-- Start --

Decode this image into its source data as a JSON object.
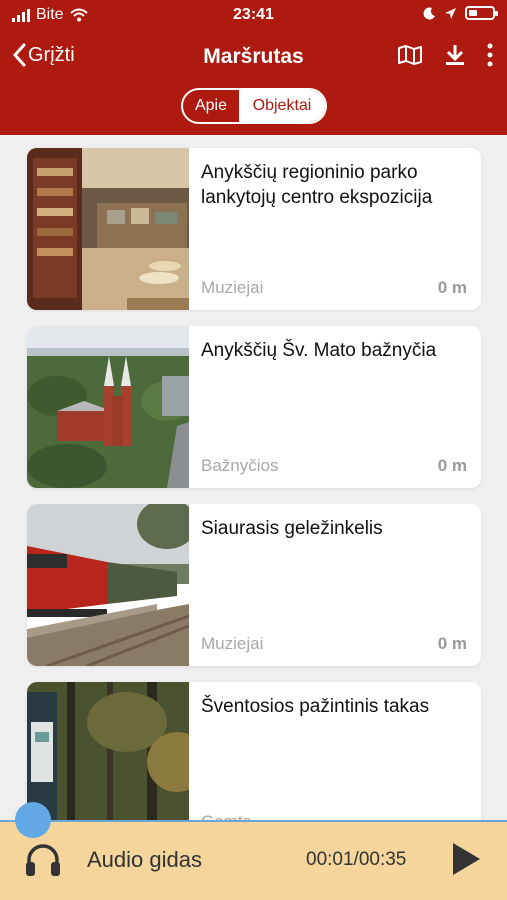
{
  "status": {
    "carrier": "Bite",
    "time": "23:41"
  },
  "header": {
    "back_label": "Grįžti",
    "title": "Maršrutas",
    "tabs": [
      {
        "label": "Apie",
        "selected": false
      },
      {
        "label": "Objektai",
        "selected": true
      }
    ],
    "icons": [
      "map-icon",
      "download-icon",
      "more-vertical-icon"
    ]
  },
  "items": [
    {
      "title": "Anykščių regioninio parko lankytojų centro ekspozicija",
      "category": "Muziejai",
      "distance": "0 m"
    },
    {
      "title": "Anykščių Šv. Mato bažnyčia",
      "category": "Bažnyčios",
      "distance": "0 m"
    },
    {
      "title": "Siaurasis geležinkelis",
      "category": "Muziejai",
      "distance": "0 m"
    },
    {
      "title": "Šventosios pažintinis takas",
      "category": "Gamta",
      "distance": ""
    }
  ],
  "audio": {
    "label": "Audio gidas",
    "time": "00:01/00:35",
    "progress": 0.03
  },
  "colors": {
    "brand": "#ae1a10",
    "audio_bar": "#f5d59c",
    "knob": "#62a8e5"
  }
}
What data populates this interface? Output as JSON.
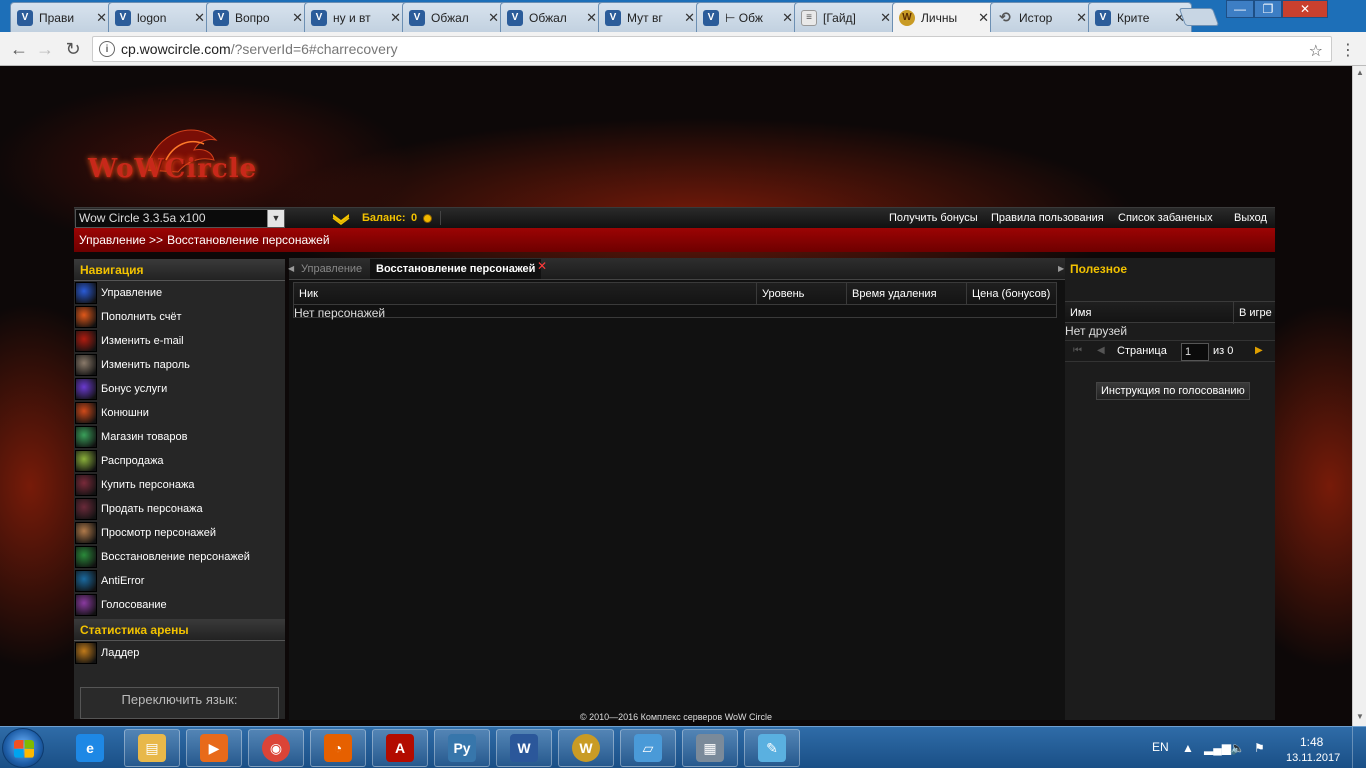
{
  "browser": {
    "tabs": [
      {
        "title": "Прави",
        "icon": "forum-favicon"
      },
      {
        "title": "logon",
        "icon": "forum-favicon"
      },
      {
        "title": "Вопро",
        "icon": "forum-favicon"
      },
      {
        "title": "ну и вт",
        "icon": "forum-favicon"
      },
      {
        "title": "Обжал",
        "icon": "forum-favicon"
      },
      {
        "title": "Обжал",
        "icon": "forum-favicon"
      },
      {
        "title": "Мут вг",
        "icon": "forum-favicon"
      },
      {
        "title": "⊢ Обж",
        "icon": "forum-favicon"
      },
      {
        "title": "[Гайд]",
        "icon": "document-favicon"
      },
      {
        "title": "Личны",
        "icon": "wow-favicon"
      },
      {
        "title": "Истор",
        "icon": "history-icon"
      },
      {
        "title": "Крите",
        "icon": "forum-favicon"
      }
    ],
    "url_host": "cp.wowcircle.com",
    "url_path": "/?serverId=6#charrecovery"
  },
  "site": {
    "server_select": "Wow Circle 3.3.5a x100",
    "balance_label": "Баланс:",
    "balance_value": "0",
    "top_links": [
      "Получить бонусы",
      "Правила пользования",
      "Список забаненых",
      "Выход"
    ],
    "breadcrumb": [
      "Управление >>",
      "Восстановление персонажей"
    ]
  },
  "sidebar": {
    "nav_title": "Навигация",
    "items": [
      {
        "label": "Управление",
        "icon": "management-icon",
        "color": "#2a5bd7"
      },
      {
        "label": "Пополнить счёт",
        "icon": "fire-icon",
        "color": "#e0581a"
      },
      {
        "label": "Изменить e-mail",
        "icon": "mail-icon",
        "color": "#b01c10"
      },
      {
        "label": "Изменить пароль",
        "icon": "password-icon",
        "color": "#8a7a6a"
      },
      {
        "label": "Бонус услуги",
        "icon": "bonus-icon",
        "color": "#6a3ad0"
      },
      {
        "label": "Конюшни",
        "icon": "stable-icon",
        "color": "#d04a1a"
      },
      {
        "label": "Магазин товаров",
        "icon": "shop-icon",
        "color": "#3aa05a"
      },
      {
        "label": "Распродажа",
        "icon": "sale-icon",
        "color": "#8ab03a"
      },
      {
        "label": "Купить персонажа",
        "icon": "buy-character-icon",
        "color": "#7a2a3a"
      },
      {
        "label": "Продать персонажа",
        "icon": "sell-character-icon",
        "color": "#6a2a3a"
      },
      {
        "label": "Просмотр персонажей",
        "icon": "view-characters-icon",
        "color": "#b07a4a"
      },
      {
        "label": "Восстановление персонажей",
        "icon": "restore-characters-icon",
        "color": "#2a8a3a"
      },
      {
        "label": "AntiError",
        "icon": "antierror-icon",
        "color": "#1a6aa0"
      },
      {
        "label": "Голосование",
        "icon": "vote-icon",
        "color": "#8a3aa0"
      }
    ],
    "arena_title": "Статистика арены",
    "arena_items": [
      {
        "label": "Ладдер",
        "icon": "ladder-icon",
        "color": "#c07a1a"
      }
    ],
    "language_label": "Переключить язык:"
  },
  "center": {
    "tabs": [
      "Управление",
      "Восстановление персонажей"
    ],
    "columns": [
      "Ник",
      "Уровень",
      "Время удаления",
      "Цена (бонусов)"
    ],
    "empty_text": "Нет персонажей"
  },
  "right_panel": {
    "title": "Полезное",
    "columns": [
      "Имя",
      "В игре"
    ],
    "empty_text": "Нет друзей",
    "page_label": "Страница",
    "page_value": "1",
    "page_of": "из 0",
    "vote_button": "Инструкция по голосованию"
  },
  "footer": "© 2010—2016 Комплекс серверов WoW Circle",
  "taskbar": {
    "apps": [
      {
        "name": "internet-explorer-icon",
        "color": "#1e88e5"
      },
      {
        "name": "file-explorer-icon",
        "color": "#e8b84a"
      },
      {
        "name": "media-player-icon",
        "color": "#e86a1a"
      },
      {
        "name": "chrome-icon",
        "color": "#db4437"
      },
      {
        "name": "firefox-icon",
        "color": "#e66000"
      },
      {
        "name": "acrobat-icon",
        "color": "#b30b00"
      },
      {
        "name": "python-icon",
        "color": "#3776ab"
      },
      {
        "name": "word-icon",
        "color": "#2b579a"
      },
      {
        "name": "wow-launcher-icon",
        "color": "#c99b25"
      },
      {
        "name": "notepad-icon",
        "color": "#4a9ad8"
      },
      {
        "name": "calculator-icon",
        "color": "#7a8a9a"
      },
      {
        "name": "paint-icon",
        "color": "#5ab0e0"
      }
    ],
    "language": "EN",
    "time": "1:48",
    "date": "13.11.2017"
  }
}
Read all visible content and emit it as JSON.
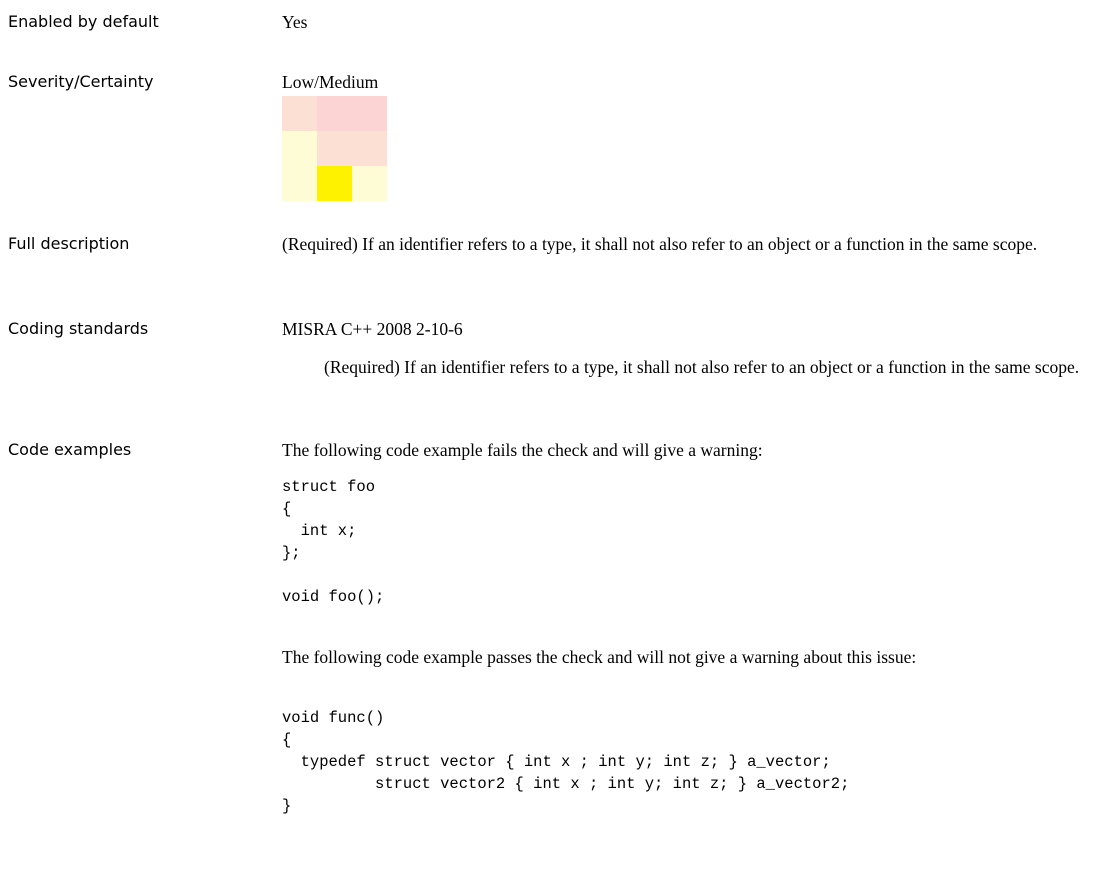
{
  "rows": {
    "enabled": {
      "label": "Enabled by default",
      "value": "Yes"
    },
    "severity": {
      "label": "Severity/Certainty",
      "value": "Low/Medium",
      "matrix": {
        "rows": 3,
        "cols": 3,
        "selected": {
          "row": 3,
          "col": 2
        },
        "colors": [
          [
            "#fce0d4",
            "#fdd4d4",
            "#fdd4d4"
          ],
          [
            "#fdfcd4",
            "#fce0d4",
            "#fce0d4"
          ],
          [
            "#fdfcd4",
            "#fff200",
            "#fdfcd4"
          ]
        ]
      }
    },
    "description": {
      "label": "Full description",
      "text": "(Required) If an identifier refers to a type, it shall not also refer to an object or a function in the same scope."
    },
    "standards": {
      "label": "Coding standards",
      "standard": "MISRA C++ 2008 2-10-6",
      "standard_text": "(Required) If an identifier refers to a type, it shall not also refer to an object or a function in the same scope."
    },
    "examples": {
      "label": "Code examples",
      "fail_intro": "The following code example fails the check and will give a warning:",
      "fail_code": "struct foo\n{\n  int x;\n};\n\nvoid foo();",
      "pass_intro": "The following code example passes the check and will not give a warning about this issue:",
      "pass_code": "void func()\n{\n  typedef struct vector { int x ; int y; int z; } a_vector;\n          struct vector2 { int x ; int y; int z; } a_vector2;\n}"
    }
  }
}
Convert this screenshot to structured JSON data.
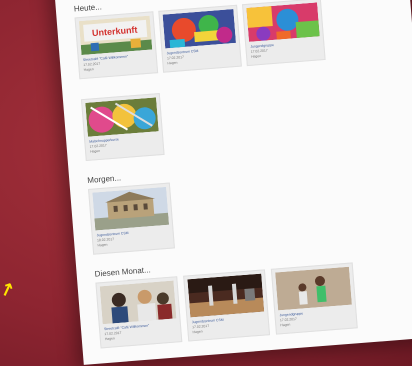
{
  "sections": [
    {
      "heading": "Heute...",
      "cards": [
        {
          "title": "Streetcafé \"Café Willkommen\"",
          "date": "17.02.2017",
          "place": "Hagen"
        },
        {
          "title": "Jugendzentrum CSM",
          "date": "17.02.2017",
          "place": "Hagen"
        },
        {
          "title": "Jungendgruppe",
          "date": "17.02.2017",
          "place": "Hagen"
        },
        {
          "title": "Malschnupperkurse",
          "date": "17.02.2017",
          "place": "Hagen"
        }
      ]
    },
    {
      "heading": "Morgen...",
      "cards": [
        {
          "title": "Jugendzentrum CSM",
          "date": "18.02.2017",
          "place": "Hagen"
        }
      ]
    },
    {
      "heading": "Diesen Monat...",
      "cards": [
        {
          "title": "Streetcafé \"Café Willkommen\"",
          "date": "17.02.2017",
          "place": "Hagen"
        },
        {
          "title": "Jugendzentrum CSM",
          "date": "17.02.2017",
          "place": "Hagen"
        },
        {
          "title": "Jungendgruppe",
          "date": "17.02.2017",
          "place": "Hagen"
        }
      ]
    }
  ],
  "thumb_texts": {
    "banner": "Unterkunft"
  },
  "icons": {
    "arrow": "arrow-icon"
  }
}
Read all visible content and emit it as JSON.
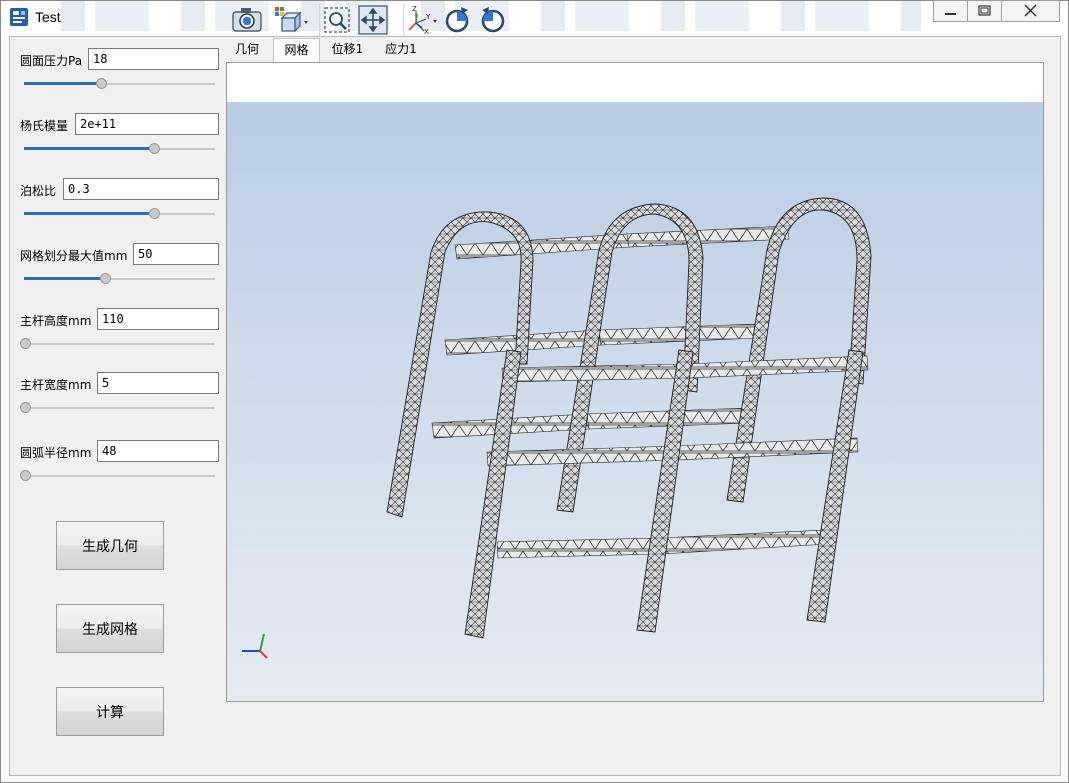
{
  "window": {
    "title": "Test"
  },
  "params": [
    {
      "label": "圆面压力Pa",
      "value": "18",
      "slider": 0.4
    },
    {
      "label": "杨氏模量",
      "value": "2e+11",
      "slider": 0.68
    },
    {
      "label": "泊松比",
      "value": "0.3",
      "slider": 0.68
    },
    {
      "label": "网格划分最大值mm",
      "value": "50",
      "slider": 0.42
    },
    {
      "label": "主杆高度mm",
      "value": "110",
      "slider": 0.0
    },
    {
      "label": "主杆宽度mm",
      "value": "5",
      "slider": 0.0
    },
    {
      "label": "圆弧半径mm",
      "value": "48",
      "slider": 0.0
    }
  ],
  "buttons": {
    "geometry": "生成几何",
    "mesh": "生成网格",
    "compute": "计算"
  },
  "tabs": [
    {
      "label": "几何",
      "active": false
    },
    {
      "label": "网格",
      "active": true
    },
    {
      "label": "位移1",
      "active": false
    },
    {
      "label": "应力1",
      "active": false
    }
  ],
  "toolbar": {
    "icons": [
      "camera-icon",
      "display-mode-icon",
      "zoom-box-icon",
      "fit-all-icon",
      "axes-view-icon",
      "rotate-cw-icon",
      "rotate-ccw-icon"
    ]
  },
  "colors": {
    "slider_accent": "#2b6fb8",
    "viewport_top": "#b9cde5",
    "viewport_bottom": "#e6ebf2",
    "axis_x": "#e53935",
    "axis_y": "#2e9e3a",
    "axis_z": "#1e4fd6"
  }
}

-- End --

Problem to solve: Check each line above for the word "following" and copy the ones that have it.

Exercise response:
      "fail_intro": "The following code example fails the check and will give a warning:",
      "pass_intro": "The following code example passes the check and will not give a warning about this issue:",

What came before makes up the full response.